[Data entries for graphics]
════════════════════

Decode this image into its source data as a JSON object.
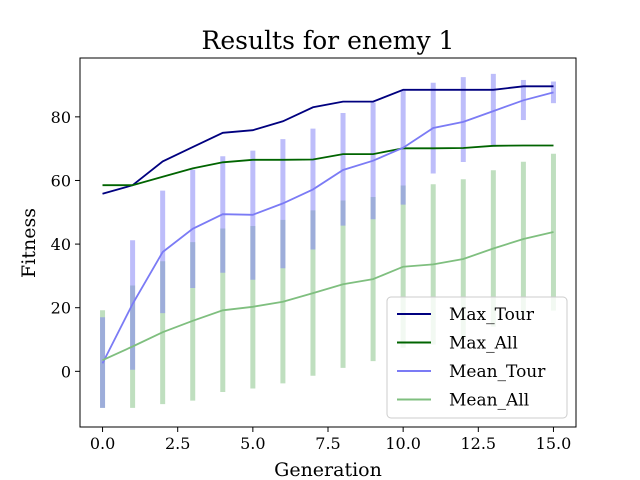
{
  "chart_data": {
    "type": "line",
    "title": "Results for enemy 1",
    "xlabel": "Generation",
    "ylabel": "Fitness",
    "xlim": [
      -0.75,
      15.75
    ],
    "ylim": [
      -17.5,
      98.5
    ],
    "xticks": [
      0.0,
      2.5,
      5.0,
      7.5,
      10.0,
      12.5,
      15.0
    ],
    "xtick_labels": [
      "0.0",
      "2.5",
      "5.0",
      "7.5",
      "10.0",
      "12.5",
      "15.0"
    ],
    "yticks": [
      0,
      20,
      40,
      60,
      80
    ],
    "ytick_labels": [
      "0",
      "20",
      "40",
      "60",
      "80"
    ],
    "legend_position": "lower-right",
    "grid": false,
    "x": [
      0,
      1,
      2,
      3,
      4,
      5,
      6,
      7,
      8,
      9,
      10,
      11,
      12,
      13,
      14,
      15
    ],
    "series": [
      {
        "name": "Max_Tour",
        "color": "#00007f",
        "values": [
          55.8,
          58.5,
          66,
          70.5,
          75,
          75.8,
          78.6,
          83,
          84.8,
          84.8,
          88.5,
          88.5,
          88.5,
          88.5,
          89.6,
          89.6
        ]
      },
      {
        "name": "Max_All",
        "color": "#006400",
        "values": [
          58.5,
          58.5,
          61.2,
          63.8,
          65.7,
          66.5,
          66.5,
          66.6,
          68.3,
          68.3,
          70.1,
          70.1,
          70.2,
          70.9,
          71,
          71
        ]
      },
      {
        "name": "Mean_Tour",
        "color": "#7b7bf5",
        "values": [
          2.5,
          21.2,
          37.5,
          44.8,
          49.4,
          49.2,
          52.8,
          57.2,
          63.3,
          66.2,
          70.3,
          76.5,
          78.4,
          81.8,
          85.2,
          87.7
        ],
        "error_low": [
          -11.5,
          0.5,
          18.3,
          26.2,
          31,
          28.8,
          32.4,
          38.3,
          45.8,
          47.8,
          52.4,
          62.2,
          65.8,
          70.6,
          79,
          84.3
        ],
        "error_high": [
          17,
          41.2,
          56.8,
          63.4,
          67.6,
          69.4,
          73,
          76.3,
          81.2,
          84.5,
          88.2,
          90.7,
          92.5,
          93.5,
          91.6,
          91.1
        ]
      },
      {
        "name": "Mean_All",
        "color": "#7fbf7f",
        "values": [
          3.5,
          7.8,
          12.3,
          15.9,
          19.2,
          20.3,
          21.9,
          24.6,
          27.4,
          29,
          32.9,
          33.6,
          35.3,
          38.6,
          41.6,
          43.8
        ],
        "error_low": [
          -11.5,
          -11.5,
          -10.3,
          -9.2,
          -6.5,
          -5.4,
          -3.8,
          -1.4,
          1.1,
          3.2,
          7.4,
          8.4,
          10.2,
          14,
          17.2,
          19.1
        ],
        "error_high": [
          19.2,
          27,
          34.6,
          40.6,
          44.9,
          45.7,
          47.6,
          50.6,
          53.7,
          54.8,
          58.4,
          58.8,
          60.4,
          63.2,
          65.9,
          68.4
        ]
      }
    ]
  }
}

════════════════════

- _TASK TO CARRY OUT_
In your copy of the listing above, reproduce each line exactly and omit all pictures.

- _THE OUTPUT_
Decode this image into its source data as a JSON object.
{
  "chart_data": {
    "type": "line",
    "title": "Results for enemy 1",
    "xlabel": "Generation",
    "ylabel": "Fitness",
    "xlim": [
      -0.75,
      15.75
    ],
    "ylim": [
      -17.5,
      98.5
    ],
    "xticks": [
      0.0,
      2.5,
      5.0,
      7.5,
      10.0,
      12.5,
      15.0
    ],
    "xtick_labels": [
      "0.0",
      "2.5",
      "5.0",
      "7.5",
      "10.0",
      "12.5",
      "15.0"
    ],
    "yticks": [
      0,
      20,
      40,
      60,
      80
    ],
    "ytick_labels": [
      "0",
      "20",
      "40",
      "60",
      "80"
    ],
    "legend_position": "lower-right",
    "grid": false,
    "x": [
      0,
      1,
      2,
      3,
      4,
      5,
      6,
      7,
      8,
      9,
      10,
      11,
      12,
      13,
      14,
      15
    ],
    "series": [
      {
        "name": "Max_Tour",
        "color": "#00007f",
        "values": [
          55.8,
          58.5,
          66,
          70.5,
          75,
          75.8,
          78.6,
          83,
          84.8,
          84.8,
          88.5,
          88.5,
          88.5,
          88.5,
          89.6,
          89.6
        ]
      },
      {
        "name": "Max_All",
        "color": "#006400",
        "values": [
          58.5,
          58.5,
          61.2,
          63.8,
          65.7,
          66.5,
          66.5,
          66.6,
          68.3,
          68.3,
          70.1,
          70.1,
          70.2,
          70.9,
          71,
          71
        ]
      },
      {
        "name": "Mean_Tour",
        "color": "#7b7bf5",
        "values": [
          2.5,
          21.2,
          37.5,
          44.8,
          49.4,
          49.2,
          52.8,
          57.2,
          63.3,
          66.2,
          70.3,
          76.5,
          78.4,
          81.8,
          85.2,
          87.7
        ],
        "error_low": [
          -11.5,
          0.5,
          18.3,
          26.2,
          31,
          28.8,
          32.4,
          38.3,
          45.8,
          47.8,
          52.4,
          62.2,
          65.8,
          70.6,
          79,
          84.3
        ],
        "error_high": [
          17,
          41.2,
          56.8,
          63.4,
          67.6,
          69.4,
          73,
          76.3,
          81.2,
          84.5,
          88.2,
          90.7,
          92.5,
          93.5,
          91.6,
          91.1
        ]
      },
      {
        "name": "Mean_All",
        "color": "#7fbf7f",
        "values": [
          3.5,
          7.8,
          12.3,
          15.9,
          19.2,
          20.3,
          21.9,
          24.6,
          27.4,
          29,
          32.9,
          33.6,
          35.3,
          38.6,
          41.6,
          43.8
        ],
        "error_low": [
          -11.5,
          -11.5,
          -10.3,
          -9.2,
          -6.5,
          -5.4,
          -3.8,
          -1.4,
          1.1,
          3.2,
          7.4,
          8.4,
          10.2,
          14,
          17.2,
          19.1
        ],
        "error_high": [
          19.2,
          27,
          34.6,
          40.6,
          44.9,
          45.7,
          47.6,
          50.6,
          53.7,
          54.8,
          58.4,
          58.8,
          60.4,
          63.2,
          65.9,
          68.4
        ]
      }
    ]
  }
}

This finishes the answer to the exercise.